PROVIDED MATERIAL:
[BEGIN]
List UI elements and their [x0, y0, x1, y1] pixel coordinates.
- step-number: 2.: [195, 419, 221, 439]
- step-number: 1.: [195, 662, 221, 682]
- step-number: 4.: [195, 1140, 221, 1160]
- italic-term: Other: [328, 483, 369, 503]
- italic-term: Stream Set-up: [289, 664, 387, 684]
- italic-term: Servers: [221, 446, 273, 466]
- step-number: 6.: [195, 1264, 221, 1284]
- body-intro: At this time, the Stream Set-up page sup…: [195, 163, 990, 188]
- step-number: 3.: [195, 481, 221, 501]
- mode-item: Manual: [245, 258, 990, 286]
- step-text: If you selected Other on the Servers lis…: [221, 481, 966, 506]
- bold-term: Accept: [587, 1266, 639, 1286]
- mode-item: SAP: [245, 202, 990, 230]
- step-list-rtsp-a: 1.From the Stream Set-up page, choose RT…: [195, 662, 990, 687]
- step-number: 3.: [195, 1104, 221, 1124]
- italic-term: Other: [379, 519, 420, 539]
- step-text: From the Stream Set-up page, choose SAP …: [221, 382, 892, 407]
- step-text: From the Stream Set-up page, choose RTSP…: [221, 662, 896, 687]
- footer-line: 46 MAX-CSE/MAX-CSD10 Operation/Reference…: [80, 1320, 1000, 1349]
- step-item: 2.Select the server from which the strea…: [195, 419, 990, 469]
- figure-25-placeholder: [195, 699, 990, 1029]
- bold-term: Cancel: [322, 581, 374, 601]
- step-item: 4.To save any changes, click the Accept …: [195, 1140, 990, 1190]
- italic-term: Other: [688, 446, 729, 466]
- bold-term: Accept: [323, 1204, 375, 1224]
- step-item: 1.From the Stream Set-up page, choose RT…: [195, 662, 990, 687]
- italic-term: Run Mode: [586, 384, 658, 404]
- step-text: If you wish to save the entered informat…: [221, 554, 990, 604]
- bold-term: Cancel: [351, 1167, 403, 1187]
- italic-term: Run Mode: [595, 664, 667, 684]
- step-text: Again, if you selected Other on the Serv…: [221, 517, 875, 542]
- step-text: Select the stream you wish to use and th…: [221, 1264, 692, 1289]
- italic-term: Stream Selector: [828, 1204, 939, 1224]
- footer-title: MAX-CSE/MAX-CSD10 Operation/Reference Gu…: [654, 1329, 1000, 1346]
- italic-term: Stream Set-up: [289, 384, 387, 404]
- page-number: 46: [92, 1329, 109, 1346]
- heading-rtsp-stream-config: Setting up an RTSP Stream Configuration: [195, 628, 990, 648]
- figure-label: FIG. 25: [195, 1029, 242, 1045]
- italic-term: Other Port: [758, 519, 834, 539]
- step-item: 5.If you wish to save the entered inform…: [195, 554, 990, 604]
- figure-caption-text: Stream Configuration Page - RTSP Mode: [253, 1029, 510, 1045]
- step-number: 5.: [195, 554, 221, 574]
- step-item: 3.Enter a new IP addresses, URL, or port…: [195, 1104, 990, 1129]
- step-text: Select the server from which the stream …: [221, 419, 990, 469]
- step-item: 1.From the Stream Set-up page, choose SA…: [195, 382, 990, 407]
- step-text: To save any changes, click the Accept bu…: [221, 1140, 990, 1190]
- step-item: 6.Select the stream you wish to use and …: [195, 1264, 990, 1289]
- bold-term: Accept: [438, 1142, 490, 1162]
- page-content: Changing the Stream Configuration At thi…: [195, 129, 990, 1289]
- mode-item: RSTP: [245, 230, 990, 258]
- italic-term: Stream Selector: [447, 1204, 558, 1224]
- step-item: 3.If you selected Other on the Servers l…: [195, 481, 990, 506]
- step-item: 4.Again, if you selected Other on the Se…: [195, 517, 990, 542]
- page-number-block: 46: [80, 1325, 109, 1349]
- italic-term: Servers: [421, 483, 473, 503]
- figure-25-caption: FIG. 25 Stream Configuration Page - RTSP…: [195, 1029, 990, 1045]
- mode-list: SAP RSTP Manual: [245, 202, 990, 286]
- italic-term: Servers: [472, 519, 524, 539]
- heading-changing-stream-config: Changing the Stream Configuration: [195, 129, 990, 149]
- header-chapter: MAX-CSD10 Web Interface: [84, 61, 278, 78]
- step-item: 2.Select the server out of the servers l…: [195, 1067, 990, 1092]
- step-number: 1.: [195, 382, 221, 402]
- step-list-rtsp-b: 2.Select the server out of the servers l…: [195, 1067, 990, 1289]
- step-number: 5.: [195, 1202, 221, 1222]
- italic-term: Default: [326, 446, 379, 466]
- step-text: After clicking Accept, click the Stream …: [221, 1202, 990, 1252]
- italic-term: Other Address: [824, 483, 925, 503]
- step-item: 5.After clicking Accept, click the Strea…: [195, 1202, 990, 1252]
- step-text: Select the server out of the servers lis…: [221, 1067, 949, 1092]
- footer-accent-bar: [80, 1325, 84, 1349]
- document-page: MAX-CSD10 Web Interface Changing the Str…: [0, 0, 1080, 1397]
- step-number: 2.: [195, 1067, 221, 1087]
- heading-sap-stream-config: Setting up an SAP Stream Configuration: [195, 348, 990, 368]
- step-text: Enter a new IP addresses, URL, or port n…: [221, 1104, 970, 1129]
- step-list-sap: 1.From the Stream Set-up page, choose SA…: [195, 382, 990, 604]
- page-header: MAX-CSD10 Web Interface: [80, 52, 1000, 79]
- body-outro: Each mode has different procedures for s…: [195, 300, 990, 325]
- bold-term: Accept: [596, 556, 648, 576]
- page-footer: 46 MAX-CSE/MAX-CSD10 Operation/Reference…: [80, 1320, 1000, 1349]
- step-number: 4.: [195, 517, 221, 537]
[END]
SHORT EXERCISE: Copy all of the material above, line for line, without changing anything.

FINISHED ANSWER:
List UI elements and their [x0, y0, x1, y1] pixel coordinates.
- step-number: 2.: [195, 419, 221, 439]
- step-number: 1.: [195, 662, 221, 682]
- step-number: 4.: [195, 1140, 221, 1160]
- italic-term: Other: [328, 483, 369, 503]
- italic-term: Stream Set-up: [289, 664, 387, 684]
- italic-term: Servers: [221, 446, 273, 466]
- step-number: 6.: [195, 1264, 221, 1284]
- body-intro: At this time, the Stream Set-up page sup…: [195, 163, 990, 188]
- step-number: 3.: [195, 481, 221, 501]
- mode-item: Manual: [245, 258, 990, 286]
- step-text: If you selected Other on the Servers lis…: [221, 481, 966, 506]
- bold-term: Accept: [587, 1266, 639, 1286]
- mode-item: SAP: [245, 202, 990, 230]
- step-list-rtsp-a: 1.From the Stream Set-up page, choose RT…: [195, 662, 990, 687]
- step-number: 3.: [195, 1104, 221, 1124]
- italic-term: Other: [379, 519, 420, 539]
- step-text: From the Stream Set-up page, choose SAP …: [221, 382, 892, 407]
- step-text: From the Stream Set-up page, choose RTSP…: [221, 662, 896, 687]
- footer-line: 46 MAX-CSE/MAX-CSD10 Operation/Reference…: [80, 1320, 1000, 1349]
- step-item: 2.Select the server from which the strea…: [195, 419, 990, 469]
- figure-25-placeholder: [195, 699, 990, 1029]
- bold-term: Cancel: [322, 581, 374, 601]
- step-item: 4.To save any changes, click the Accept …: [195, 1140, 990, 1190]
- italic-term: Other: [688, 446, 729, 466]
- bold-term: Accept: [323, 1204, 375, 1224]
- step-item: 1.From the Stream Set-up page, choose RT…: [195, 662, 990, 687]
- italic-term: Run Mode: [586, 384, 658, 404]
- step-text: If you wish to save the entered informat…: [221, 554, 990, 604]
- bold-term: Cancel: [351, 1167, 403, 1187]
- italic-term: Run Mode: [595, 664, 667, 684]
- step-text: Again, if you selected Other on the Serv…: [221, 517, 875, 542]
- step-text: Select the stream you wish to use and th…: [221, 1264, 692, 1289]
- italic-term: Stream Selector: [828, 1204, 939, 1224]
- footer-title: MAX-CSE/MAX-CSD10 Operation/Reference Gu…: [654, 1329, 1000, 1346]
- italic-term: Stream Set-up: [289, 384, 387, 404]
- page-number: 46: [92, 1329, 109, 1346]
- heading-rtsp-stream-config: Setting up an RTSP Stream Configuration: [195, 628, 990, 648]
- figure-label: FIG. 25: [195, 1029, 242, 1045]
- italic-term: Other Port: [758, 519, 834, 539]
- step-item: 5.If you wish to save the entered inform…: [195, 554, 990, 604]
- figure-caption-text: Stream Configuration Page - RTSP Mode: [253, 1029, 510, 1045]
- step-number: 5.: [195, 554, 221, 574]
- step-item: 3.Enter a new IP addresses, URL, or port…: [195, 1104, 990, 1129]
- step-text: Select the server from which the stream …: [221, 419, 990, 469]
- step-item: 1.From the Stream Set-up page, choose SA…: [195, 382, 990, 407]
- step-text: To save any changes, click the Accept bu…: [221, 1140, 990, 1190]
- step-item: 6.Select the stream you wish to use and …: [195, 1264, 990, 1289]
- bold-term: Accept: [438, 1142, 490, 1162]
- page-content: Changing the Stream Configuration At thi…: [195, 129, 990, 1289]
- mode-item: RSTP: [245, 230, 990, 258]
- italic-term: Stream Selector: [447, 1204, 558, 1224]
- step-item: 3.If you selected Other on the Servers l…: [195, 481, 990, 506]
- step-item: 4.Again, if you selected Other on the Se…: [195, 517, 990, 542]
- page-number-block: 46: [80, 1325, 109, 1349]
- italic-term: Servers: [421, 483, 473, 503]
- figure-25-caption: FIG. 25 Stream Configuration Page - RTSP…: [195, 1029, 990, 1045]
- mode-list: SAP RSTP Manual: [245, 202, 990, 286]
- italic-term: Servers: [472, 519, 524, 539]
- heading-changing-stream-config: Changing the Stream Configuration: [195, 129, 990, 149]
- header-chapter: MAX-CSD10 Web Interface: [84, 61, 278, 78]
- step-item: 2.Select the server out of the servers l…: [195, 1067, 990, 1092]
- step-number: 1.: [195, 382, 221, 402]
- step-list-rtsp-b: 2.Select the server out of the servers l…: [195, 1067, 990, 1289]
- step-number: 5.: [195, 1202, 221, 1222]
- italic-term: Default: [326, 446, 379, 466]
- step-text: After clicking Accept, click the Stream …: [221, 1202, 990, 1252]
- italic-term: Other Address: [824, 483, 925, 503]
- step-item: 5.After clicking Accept, click the Strea…: [195, 1202, 990, 1252]
- step-text: Select the server out of the servers lis…: [221, 1067, 949, 1092]
- footer-accent-bar: [80, 1325, 84, 1349]
- document-page: MAX-CSD10 Web Interface Changing the Str…: [0, 0, 1080, 1397]
- step-number: 2.: [195, 1067, 221, 1087]
- heading-sap-stream-config: Setting up an SAP Stream Configuration: [195, 348, 990, 368]
- step-text: Enter a new IP addresses, URL, or port n…: [221, 1104, 970, 1129]
- step-list-sap: 1.From the Stream Set-up page, choose SA…: [195, 382, 990, 604]
- page-header: MAX-CSD10 Web Interface: [80, 52, 1000, 79]
- body-outro: Each mode has different procedures for s…: [195, 300, 990, 325]
- bold-term: Accept: [596, 556, 648, 576]
- page-footer: 46 MAX-CSE/MAX-CSD10 Operation/Reference…: [80, 1320, 1000, 1349]
- step-number: 4.: [195, 517, 221, 537]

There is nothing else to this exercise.